» **Lines of data**
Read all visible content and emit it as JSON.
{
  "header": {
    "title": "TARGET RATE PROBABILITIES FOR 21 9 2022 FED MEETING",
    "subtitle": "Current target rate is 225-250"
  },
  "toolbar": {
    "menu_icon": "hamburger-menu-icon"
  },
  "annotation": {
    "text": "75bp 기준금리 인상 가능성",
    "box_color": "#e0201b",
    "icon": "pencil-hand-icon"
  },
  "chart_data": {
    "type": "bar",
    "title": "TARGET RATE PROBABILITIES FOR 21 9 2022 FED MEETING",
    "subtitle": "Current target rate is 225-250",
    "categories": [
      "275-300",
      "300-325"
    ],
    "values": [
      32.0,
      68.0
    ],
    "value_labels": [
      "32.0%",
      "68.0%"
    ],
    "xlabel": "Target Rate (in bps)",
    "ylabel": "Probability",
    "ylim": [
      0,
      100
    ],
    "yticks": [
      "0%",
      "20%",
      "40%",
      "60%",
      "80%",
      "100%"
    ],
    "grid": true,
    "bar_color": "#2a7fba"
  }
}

» **SET EXERCISE**
Copy all lines above containing the string "icon".

» **EXERCISE OUTPUT**
    "menu_icon": "hamburger-menu-icon"
    "icon": "pencil-hand-icon"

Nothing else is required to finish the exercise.